:: Records for this exercise ::

---------------

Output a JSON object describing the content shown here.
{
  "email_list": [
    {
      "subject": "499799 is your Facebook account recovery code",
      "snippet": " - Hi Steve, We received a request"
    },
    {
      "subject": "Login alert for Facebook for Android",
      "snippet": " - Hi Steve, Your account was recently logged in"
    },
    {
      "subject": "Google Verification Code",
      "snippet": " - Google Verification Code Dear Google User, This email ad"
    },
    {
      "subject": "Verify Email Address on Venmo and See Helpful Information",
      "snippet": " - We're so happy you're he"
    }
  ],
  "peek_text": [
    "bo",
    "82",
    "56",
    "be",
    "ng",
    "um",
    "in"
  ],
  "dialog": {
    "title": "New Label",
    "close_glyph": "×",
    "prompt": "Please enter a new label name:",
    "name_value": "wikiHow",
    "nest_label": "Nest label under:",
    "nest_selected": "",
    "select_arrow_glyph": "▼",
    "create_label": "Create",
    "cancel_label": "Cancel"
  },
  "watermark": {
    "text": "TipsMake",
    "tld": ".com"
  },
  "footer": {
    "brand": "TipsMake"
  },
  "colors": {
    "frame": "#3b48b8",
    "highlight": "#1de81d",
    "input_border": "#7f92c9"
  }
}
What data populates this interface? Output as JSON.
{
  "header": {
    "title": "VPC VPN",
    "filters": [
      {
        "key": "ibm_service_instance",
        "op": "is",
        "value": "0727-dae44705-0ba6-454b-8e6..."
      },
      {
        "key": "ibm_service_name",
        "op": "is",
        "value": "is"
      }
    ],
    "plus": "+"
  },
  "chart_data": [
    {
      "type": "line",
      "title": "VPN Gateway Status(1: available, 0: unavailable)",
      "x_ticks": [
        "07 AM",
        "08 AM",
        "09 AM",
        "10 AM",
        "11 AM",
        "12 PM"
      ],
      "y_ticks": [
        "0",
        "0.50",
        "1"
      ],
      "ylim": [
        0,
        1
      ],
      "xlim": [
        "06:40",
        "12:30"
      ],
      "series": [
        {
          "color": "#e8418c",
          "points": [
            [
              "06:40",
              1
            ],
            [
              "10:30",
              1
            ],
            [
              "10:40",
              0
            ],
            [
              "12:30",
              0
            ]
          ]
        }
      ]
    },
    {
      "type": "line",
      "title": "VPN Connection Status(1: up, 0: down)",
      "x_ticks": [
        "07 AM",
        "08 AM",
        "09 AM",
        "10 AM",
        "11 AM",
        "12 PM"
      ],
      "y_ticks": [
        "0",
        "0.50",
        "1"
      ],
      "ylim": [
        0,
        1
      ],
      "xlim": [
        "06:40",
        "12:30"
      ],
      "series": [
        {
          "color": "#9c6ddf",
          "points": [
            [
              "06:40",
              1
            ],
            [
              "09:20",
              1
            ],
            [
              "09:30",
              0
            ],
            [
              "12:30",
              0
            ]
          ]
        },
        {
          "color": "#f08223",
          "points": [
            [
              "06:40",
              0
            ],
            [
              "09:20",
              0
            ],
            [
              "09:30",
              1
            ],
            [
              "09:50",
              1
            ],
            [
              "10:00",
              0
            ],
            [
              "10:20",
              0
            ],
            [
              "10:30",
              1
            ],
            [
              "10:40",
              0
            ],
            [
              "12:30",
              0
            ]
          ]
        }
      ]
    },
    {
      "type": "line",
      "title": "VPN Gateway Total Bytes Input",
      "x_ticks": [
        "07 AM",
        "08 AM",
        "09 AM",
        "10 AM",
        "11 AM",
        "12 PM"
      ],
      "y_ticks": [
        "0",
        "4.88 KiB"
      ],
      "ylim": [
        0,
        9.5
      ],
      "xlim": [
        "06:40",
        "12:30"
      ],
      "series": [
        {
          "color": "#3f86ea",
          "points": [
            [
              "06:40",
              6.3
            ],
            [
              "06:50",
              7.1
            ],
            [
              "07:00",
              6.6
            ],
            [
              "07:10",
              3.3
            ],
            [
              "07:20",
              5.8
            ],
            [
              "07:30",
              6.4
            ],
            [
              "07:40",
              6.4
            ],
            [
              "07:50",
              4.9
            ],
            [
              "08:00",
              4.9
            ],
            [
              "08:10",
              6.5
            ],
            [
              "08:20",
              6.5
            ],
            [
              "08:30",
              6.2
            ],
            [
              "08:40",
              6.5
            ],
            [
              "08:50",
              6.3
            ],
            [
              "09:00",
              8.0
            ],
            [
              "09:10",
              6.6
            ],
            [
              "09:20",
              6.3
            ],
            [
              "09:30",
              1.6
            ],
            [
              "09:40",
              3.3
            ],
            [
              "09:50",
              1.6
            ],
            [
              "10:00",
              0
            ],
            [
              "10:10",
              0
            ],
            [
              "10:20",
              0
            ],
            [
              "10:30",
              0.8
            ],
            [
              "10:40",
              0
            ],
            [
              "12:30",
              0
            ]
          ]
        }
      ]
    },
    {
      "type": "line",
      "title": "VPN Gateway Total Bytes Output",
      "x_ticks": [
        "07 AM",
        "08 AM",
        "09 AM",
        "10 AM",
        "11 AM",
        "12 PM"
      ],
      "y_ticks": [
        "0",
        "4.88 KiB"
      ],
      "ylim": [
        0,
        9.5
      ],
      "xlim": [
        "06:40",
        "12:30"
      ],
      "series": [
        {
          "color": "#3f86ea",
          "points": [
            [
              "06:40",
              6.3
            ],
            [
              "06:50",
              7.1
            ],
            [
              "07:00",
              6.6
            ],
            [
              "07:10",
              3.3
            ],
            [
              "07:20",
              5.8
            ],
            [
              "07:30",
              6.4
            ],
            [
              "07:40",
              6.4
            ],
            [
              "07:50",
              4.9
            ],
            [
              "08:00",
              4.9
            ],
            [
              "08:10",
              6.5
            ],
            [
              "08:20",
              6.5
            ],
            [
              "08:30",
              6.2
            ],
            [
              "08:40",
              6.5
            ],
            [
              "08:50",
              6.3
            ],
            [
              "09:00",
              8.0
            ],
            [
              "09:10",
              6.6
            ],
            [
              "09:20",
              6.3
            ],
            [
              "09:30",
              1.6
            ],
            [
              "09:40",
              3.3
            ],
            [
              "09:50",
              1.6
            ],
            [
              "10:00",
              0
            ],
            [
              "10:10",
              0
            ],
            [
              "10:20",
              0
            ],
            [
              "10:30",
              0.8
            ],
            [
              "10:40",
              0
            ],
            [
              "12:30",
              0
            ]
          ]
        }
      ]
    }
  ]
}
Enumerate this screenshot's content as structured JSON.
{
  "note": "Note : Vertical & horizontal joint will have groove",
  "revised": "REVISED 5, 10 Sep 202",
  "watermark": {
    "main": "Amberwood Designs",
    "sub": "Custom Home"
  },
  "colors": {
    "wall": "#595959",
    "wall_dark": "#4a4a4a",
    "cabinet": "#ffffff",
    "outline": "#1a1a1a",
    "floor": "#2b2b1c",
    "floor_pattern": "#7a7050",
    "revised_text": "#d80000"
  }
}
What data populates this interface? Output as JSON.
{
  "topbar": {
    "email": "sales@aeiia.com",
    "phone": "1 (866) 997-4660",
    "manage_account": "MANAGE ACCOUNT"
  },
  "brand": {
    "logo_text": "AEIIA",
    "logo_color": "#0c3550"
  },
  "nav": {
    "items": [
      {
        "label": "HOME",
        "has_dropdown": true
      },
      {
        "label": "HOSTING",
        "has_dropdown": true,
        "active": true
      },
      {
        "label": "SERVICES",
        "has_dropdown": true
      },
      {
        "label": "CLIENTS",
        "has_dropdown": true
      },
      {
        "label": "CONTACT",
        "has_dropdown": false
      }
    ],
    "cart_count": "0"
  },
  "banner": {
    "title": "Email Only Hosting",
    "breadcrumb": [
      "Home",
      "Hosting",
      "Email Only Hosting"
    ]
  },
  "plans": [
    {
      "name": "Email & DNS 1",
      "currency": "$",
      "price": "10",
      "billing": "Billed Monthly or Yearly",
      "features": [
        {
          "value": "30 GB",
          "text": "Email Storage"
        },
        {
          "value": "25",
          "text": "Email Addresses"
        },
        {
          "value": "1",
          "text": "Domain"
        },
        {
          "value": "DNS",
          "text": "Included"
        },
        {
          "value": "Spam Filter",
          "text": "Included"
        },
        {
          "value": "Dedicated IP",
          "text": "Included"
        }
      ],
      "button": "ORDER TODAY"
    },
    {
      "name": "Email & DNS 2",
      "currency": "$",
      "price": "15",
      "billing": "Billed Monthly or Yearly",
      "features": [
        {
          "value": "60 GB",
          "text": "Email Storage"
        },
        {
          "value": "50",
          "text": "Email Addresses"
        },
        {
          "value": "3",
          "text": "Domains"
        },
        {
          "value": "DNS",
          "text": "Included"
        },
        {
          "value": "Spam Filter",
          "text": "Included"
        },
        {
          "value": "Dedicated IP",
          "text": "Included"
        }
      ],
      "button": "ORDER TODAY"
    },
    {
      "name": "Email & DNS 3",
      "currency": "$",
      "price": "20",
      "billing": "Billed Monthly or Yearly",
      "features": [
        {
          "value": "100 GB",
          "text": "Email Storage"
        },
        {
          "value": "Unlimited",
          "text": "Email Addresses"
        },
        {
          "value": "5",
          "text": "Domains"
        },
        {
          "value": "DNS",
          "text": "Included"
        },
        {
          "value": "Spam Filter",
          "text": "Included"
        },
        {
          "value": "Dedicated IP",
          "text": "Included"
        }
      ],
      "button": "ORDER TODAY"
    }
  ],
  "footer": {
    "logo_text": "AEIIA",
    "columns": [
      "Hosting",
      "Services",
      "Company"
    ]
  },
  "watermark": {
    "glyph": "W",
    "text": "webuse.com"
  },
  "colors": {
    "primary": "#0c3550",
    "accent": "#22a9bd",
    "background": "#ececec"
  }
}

---------------

:: Task ::
Reproduce each line of the material containing the word "subject".

:: The output ::
      "subject": "499799 is your Facebook account recovery code",
      "subject": "Login alert for Facebook for Android",
      "subject": "Google Verification Code",
      "subject": "Verify Email Address on Venmo and See Helpful Information",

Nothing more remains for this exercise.